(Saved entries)
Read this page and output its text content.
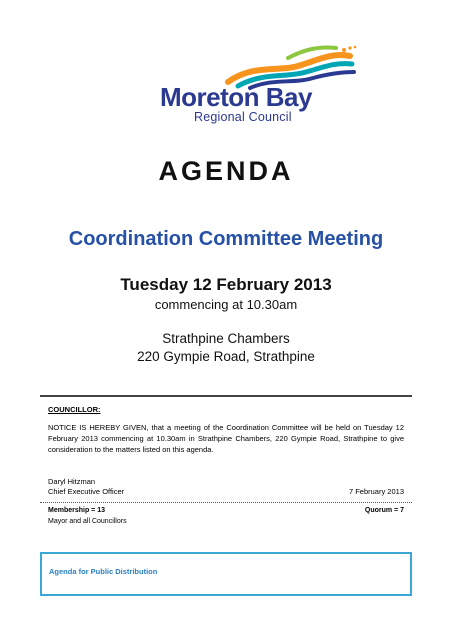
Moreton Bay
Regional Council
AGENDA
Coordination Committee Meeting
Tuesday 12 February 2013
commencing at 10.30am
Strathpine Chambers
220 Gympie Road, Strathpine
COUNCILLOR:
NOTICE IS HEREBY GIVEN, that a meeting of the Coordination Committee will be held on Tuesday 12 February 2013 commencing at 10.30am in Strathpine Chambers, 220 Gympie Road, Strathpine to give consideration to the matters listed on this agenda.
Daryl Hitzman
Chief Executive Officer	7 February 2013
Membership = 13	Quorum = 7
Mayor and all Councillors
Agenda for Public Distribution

**EXERCISE INSTRUCTIONS:**
From the records above, pull out every line containing the word "Coordination".

**FULL ANSWER:**
Coordination Committee Meeting
NOTICE IS HEREBY GIVEN, that a meeting of the Coordination Committee will be held on Tuesday 12 February 2013 commencing at 10.30am in Strathpine Chambers, 220 Gympie Road, Strathpine to give consideration to the matters listed on this agenda.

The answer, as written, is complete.